• _STATED TASK_
Each record below must be returned exactly as shown.

• _RECORDED INFORMATION_

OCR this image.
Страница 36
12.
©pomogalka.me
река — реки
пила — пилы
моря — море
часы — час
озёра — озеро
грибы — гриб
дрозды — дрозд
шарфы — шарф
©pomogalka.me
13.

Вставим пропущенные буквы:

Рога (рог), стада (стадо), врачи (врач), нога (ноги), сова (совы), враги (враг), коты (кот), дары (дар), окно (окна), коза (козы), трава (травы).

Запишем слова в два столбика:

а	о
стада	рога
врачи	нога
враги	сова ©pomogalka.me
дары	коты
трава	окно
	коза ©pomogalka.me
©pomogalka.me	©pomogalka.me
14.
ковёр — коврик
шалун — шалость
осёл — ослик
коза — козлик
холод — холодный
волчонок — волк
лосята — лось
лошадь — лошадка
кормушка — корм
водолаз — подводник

• _COMPLETE OUTPUT_
OCR this image.
Страница 36
12.
©pomogalka.me
река — реки
пила — пилы
моря — море
часы — час
озёра — озеро
грибы — гриб
дрозды — дрозд
шарфы — шарф
©pomogalka.me
13.

Вставим пропущенные буквы:

Рога (рог), стада (стадо), врачи (врач), нога (ноги), сова (совы), враги (враг), коты (кот), дары (дар), окно (окна), коза (козы), трава (травы).

Запишем слова в два столбика:

а	о
стада	рога
врачи	нога
враги	сова ©pomogalka.me
дары	коты
трава	окно
	коза ©pomogalka.me
©pomogalka.me	©pomogalka.me
14.
ковёр — коврик
шалун — шалость
осёл — ослик
коза — козлик
холод — холодный
волчонок — волк
лосята — лось
лошадь — лошадка
кормушка — корм
водолаз — подводник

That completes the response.